▶ [What you are asked to do] Give the data below again exactly as written, without its pictures.

▶ [Listed records]
┌──

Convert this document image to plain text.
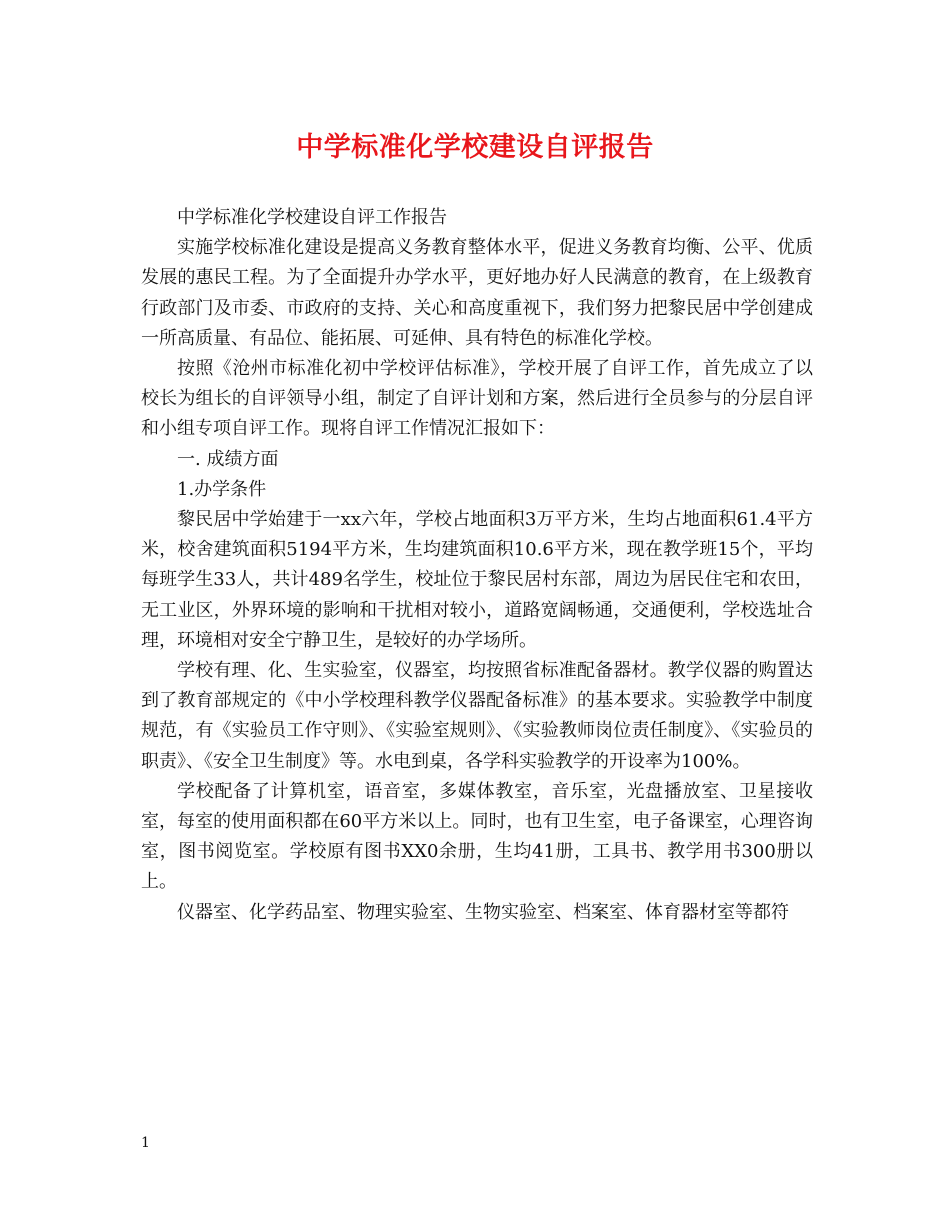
中学标准化学校建设自评报告

中学标准化学校建设自评工作报告

实施学校标准化建设是提高义务教育整体水平，促进义务教育均衡、公平、优质发展的惠民工程。为了全面提升办学水平，更好地办好人民满意的教育，在上级教育行政部门及市委、市政府的支持、关心和高度重视下，我们努力把黎民居中学创建成一所高质量、有品位、能拓展、可延伸、具有特色的标准化学校。

按照《沧州市标准化初中学校评估标准》，学校开展了自评工作，首先成立了以校长为组长的自评领导小组，制定了自评计划和方案，然后进行全员参与的分层自评和小组专项自评工作。现将自评工作情况汇报如下：

一. 成绩方面

1.办学条件

黎民居中学始建于一xx六年，学校占地面积3万平方米，生均占地面积61.4平方米，校舍建筑面积5194平方米，生均建筑面积10.6平方米，现在教学班15个，平均每班学生33人，共计489名学生，校址位于黎民居村东部，周边为居民住宅和农田，无工业区，外界环境的影响和干扰相对较小，道路宽阔畅通，交通便利，学校选址合理，环境相对安全宁静卫生，是较好的办学场所。

学校有理、化、生实验室，仪器室，均按照省标准配备器材。教学仪器的购置达到了教育部规定的《中小学校理科教学仪器配备标准》的基本要求。实验教学中制度规范，有《实验员工作守则》、《实验室规则》、《实验教师岗位责任制度》、《实验员的职责》、《安全卫生制度》等。水电到桌，各学科实验教学的开设率为100%。

学校配备了计算机室，语音室，多媒体教室，音乐室，光盘播放室、卫星接收室，每室的使用面积都在60平方米以上。同时，也有卫生室，电子备课室，心理咨询室，图书阅览室。学校原有图书XX0余册，生均41册，工具书、教学用书300册以上。

仪器室、化学药品室、物理实验室、生物实验室、档案室、体育器材室等都符

1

└──

▶ [Full response]
Convert this document image to plain text.
中学标准化学校建设自评报告

中学标准化学校建设自评工作报告

实施学校标准化建设是提高义务教育整体水平，促进义务教育均衡、公平、优质发展的惠民工程。为了全面提升办学水平，更好地办好人民满意的教育，在上级教育行政部门及市委、市政府的支持、关心和高度重视下，我们努力把黎民居中学创建成一所高质量、有品位、能拓展、可延伸、具有特色的标准化学校。

按照《沧州市标准化初中学校评估标准》，学校开展了自评工作，首先成立了以校长为组长的自评领导小组，制定了自评计划和方案，然后进行全员参与的分层自评和小组专项自评工作。现将自评工作情况汇报如下：

一. 成绩方面

1.办学条件

黎民居中学始建于一xx六年，学校占地面积3万平方米，生均占地面积61.4平方米，校舍建筑面积5194平方米，生均建筑面积10.6平方米，现在教学班15个，平均每班学生33人，共计489名学生，校址位于黎民居村东部，周边为居民住宅和农田，无工业区，外界环境的影响和干扰相对较小，道路宽阔畅通，交通便利，学校选址合理，环境相对安全宁静卫生，是较好的办学场所。

学校有理、化、生实验室，仪器室，均按照省标准配备器材。教学仪器的购置达到了教育部规定的《中小学校理科教学仪器配备标准》的基本要求。实验教学中制度规范，有《实验员工作守则》、《实验室规则》、《实验教师岗位责任制度》、《实验员的职责》、《安全卫生制度》等。水电到桌，各学科实验教学的开设率为100%。

学校配备了计算机室，语音室，多媒体教室，音乐室，光盘播放室、卫星接收室，每室的使用面积都在60平方米以上。同时，也有卫生室，电子备课室，心理咨询室，图书阅览室。学校原有图书XX0余册，生均41册，工具书、教学用书300册以上。

仪器室、化学药品室、物理实验室、生物实验室、档案室、体育器材室等都符

1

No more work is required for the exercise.